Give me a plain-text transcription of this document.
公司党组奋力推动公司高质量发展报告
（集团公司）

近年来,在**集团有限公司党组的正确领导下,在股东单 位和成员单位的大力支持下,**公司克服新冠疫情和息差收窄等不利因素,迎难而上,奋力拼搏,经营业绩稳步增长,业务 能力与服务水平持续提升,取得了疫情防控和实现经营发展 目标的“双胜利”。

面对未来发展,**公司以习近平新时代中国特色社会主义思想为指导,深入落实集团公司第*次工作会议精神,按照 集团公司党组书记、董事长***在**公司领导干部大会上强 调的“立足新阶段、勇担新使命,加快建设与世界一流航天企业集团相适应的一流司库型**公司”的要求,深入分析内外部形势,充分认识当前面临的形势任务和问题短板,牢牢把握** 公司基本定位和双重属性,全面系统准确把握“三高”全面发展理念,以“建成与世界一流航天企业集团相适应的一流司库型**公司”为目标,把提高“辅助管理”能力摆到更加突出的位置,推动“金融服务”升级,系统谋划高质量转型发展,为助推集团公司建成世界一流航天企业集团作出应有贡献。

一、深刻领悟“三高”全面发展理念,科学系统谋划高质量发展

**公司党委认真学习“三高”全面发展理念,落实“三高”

--

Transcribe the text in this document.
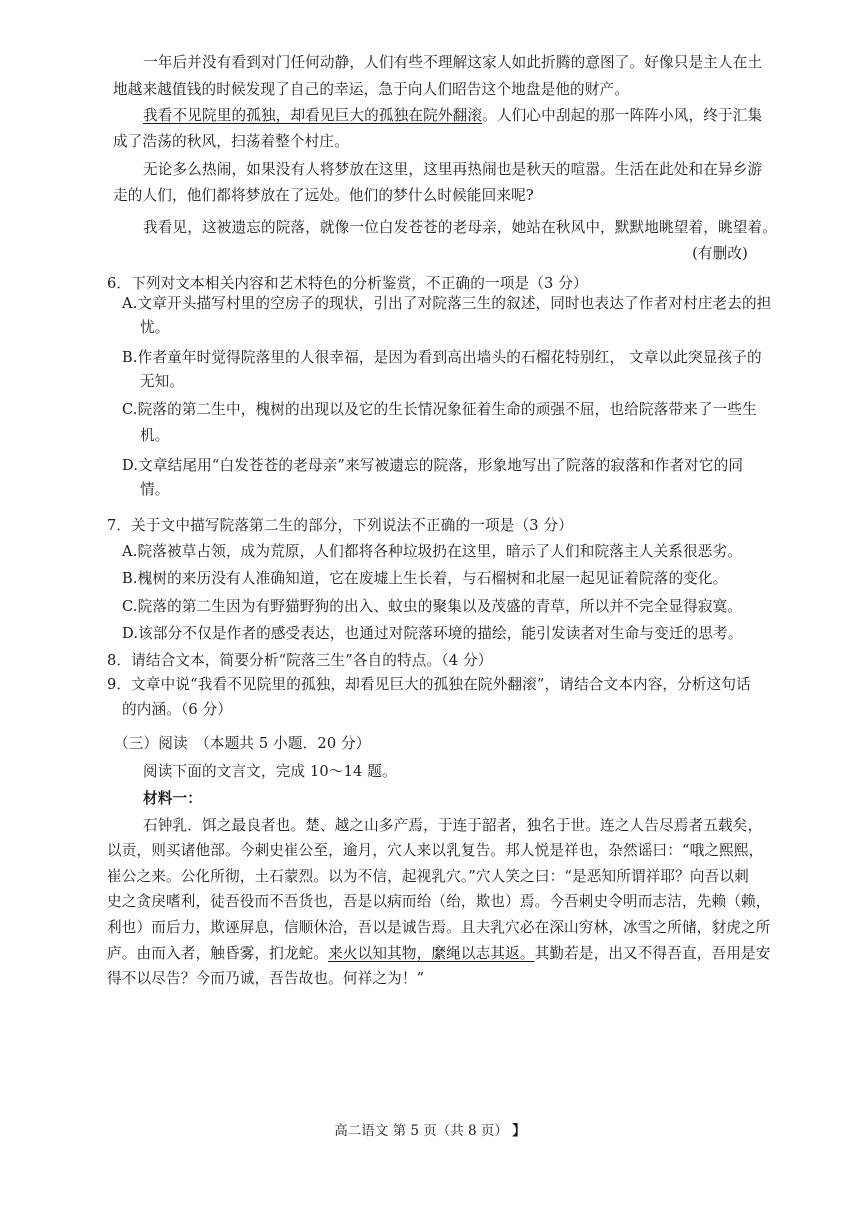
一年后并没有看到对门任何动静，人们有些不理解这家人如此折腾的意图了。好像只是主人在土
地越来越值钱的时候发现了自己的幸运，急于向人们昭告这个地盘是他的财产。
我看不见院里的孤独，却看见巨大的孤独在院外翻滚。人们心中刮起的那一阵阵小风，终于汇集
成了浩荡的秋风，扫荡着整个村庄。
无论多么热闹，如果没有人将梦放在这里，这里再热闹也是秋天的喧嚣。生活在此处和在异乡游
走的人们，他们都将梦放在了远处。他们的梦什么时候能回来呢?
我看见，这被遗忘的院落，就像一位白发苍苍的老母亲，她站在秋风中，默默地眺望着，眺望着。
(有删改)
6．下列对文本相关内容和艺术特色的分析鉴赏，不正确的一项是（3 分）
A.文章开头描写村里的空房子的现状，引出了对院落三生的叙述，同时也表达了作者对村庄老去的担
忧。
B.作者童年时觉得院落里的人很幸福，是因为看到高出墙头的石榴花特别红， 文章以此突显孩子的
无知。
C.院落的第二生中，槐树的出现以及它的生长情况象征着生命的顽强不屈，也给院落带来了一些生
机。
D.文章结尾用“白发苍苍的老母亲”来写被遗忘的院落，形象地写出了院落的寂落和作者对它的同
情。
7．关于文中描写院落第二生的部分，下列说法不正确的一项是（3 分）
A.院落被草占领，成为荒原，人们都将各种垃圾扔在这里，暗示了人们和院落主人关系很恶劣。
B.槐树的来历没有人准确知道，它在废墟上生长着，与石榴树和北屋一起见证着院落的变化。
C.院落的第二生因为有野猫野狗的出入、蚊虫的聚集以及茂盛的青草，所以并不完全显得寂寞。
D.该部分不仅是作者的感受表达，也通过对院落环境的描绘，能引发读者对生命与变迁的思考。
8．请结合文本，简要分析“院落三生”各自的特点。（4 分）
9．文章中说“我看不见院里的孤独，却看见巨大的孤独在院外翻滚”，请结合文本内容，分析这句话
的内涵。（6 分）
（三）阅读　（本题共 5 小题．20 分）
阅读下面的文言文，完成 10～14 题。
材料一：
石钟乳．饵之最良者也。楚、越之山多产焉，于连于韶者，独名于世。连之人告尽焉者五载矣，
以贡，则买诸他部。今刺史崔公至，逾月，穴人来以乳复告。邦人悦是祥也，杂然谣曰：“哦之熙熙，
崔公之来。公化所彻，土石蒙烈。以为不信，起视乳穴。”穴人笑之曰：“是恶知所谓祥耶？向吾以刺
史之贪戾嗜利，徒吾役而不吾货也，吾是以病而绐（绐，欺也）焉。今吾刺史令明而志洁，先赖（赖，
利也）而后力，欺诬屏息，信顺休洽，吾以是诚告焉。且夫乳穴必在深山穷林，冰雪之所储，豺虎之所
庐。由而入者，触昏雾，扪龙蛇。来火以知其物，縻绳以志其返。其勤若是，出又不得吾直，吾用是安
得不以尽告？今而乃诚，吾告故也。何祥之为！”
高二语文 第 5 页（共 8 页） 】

==

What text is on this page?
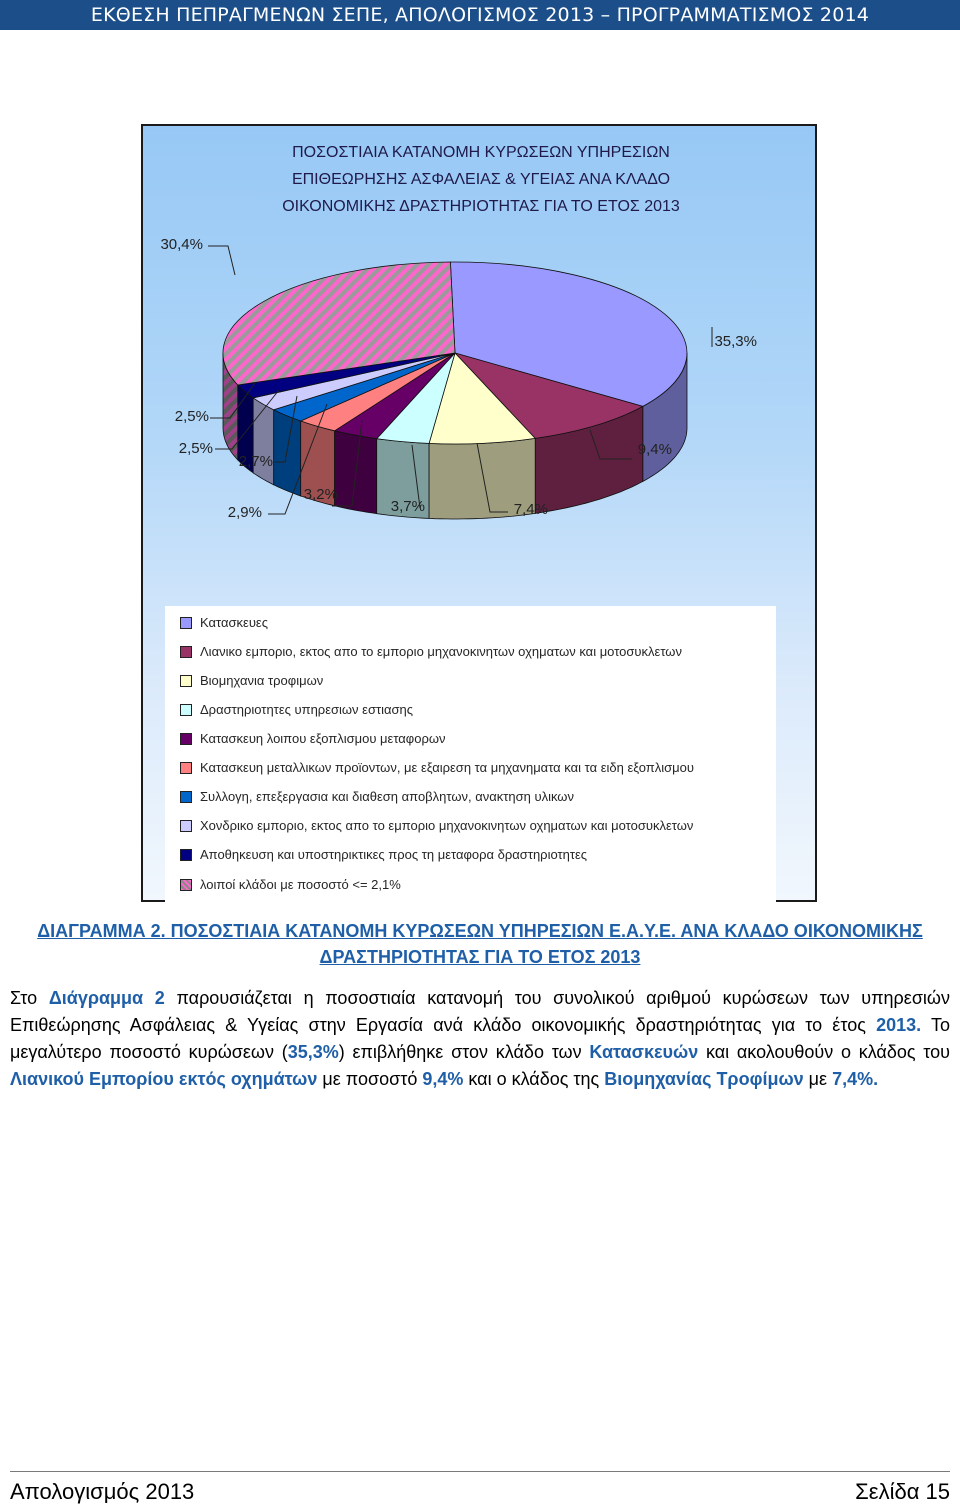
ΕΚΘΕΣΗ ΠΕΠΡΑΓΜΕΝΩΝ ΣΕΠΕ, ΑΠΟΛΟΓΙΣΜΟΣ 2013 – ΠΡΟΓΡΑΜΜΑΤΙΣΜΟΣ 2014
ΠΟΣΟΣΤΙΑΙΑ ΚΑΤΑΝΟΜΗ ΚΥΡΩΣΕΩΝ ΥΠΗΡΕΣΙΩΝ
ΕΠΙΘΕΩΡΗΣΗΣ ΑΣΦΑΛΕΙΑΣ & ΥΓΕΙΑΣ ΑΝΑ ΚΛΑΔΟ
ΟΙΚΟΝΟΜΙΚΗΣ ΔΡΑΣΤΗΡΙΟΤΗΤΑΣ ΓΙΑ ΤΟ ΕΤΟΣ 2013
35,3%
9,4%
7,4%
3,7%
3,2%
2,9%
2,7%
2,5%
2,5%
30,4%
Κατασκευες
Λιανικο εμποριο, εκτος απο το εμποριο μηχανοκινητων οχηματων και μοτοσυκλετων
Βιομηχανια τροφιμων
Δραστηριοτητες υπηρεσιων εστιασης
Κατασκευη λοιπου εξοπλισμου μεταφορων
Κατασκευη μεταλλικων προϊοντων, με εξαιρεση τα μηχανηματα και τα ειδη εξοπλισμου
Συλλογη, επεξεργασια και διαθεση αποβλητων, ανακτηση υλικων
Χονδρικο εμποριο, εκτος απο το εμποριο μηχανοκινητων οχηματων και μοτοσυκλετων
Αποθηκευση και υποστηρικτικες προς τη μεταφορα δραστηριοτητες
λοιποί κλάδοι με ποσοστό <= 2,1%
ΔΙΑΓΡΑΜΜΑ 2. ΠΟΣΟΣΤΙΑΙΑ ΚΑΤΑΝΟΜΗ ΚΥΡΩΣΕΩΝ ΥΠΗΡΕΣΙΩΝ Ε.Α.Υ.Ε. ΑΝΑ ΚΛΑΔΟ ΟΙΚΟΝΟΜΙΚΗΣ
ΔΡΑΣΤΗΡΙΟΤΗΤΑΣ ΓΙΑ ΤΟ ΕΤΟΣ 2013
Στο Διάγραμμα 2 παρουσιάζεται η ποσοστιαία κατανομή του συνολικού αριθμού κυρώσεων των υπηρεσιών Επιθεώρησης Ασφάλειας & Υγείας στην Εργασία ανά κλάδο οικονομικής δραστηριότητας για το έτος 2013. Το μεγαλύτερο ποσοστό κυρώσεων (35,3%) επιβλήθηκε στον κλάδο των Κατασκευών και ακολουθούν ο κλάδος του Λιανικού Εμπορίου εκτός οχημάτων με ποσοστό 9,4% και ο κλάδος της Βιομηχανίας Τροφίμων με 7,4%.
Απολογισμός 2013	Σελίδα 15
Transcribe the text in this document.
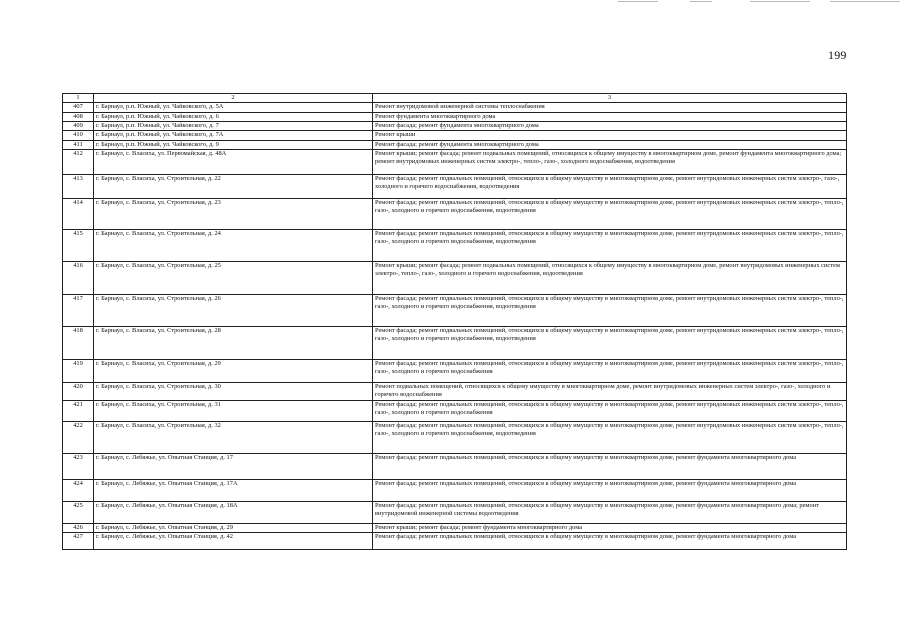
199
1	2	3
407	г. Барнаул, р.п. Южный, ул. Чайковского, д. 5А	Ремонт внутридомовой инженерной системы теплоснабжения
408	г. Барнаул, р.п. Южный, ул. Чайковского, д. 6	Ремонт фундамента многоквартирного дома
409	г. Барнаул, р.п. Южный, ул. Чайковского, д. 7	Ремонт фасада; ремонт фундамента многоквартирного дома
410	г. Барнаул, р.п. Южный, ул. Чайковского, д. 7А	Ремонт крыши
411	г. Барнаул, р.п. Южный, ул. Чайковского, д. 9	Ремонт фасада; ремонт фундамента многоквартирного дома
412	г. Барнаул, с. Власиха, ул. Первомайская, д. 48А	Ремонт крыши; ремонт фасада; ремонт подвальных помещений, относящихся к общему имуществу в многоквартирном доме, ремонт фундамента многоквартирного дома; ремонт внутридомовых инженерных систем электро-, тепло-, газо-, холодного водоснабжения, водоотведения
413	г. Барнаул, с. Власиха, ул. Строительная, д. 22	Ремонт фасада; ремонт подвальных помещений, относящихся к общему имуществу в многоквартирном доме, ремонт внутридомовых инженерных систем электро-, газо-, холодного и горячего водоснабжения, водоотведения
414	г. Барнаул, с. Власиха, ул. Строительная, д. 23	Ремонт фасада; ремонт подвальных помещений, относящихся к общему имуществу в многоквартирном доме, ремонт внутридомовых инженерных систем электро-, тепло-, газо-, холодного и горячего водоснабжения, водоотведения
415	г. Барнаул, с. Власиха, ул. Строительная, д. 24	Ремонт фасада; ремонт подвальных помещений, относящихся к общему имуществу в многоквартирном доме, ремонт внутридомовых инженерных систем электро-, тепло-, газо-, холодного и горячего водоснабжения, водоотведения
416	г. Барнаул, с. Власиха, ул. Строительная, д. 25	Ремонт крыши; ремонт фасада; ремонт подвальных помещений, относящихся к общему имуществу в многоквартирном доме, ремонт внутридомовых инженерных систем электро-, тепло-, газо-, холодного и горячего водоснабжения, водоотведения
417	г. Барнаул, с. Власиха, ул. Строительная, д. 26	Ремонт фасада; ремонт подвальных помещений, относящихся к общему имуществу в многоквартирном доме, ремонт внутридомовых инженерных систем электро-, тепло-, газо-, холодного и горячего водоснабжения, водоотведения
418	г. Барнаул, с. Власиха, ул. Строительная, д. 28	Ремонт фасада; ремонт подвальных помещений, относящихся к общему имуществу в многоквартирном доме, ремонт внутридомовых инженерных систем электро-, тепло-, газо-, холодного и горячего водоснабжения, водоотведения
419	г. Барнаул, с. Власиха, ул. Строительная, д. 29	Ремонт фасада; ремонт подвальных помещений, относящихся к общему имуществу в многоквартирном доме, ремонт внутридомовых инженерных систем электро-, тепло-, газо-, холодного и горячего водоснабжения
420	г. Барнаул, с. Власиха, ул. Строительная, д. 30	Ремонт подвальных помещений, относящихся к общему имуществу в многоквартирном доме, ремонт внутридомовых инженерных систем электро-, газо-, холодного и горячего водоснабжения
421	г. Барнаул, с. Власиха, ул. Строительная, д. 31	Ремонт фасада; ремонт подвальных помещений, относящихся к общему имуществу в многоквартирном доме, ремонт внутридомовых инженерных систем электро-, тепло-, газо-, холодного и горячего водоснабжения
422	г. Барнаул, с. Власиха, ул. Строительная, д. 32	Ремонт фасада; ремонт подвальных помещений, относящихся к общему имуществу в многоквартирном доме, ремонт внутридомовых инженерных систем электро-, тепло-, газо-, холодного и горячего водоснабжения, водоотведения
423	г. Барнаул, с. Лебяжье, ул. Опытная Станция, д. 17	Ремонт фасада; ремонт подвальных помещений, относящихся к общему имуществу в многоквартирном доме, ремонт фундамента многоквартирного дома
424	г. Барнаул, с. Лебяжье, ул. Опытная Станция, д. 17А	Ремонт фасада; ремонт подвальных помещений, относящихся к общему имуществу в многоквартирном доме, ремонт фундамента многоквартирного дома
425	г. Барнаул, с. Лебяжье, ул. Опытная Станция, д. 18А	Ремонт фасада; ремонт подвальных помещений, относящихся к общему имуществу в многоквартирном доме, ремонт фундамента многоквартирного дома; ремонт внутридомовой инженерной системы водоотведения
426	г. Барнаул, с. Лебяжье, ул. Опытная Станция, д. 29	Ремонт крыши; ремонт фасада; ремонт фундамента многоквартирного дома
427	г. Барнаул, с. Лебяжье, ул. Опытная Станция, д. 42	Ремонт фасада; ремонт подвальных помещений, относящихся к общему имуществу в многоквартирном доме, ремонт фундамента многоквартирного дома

**Task to carry out**: Where a line of the data holds "дома", show that line.

**Answer to this exercise**:
408	г. Барнаул, р.п. Южный, ул. Чайковского, д. 6	Ремонт фундамента многоквартирного дома
409	г. Барнаул, р.п. Южный, ул. Чайковского, д. 7	Ремонт фасада; ремонт фундамента многоквартирного дома
411	г. Барнаул, р.п. Южный, ул. Чайковского, д. 9	Ремонт фасада; ремонт фундамента многоквартирного дома
412	г. Барнаул, с. Власиха, ул. Первомайская, д. 48А	Ремонт крыши; ремонт фасада; ремонт подвальных помещений, относящихся к общему имуществу в многоквартирном доме, ремонт фундамента многоквартирного дома; ремонт внутридомовых инженерных систем электро-, тепло-, газо-, холодного водоснабжения, водоотведения
423	г. Барнаул, с. Лебяжье, ул. Опытная Станция, д. 17	Ремонт фасада; ремонт подвальных помещений, относящихся к общему имуществу в многоквартирном доме, ремонт фундамента многоквартирного дома
424	г. Барнаул, с. Лебяжье, ул. Опытная Станция, д. 17А	Ремонт фасада; ремонт подвальных помещений, относящихся к общему имуществу в многоквартирном доме, ремонт фундамента многоквартирного дома
425	г. Барнаул, с. Лебяжье, ул. Опытная Станция, д. 18А	Ремонт фасада; ремонт подвальных помещений, относящихся к общему имуществу в многоквартирном доме, ремонт фундамента многоквартирного дома; ремонт внутридомовой инженерной системы водоотведения
426	г. Барнаул, с. Лебяжье, ул. Опытная Станция, д. 29	Ремонт крыши; ремонт фасада; ремонт фундамента многоквартирного дома
427	г. Барнаул, с. Лебяжье, ул. Опытная Станция, д. 42	Ремонт фасада; ремонт подвальных помещений, относящихся к общему имуществу в многоквартирном доме, ремонт фундамента многоквартирного дома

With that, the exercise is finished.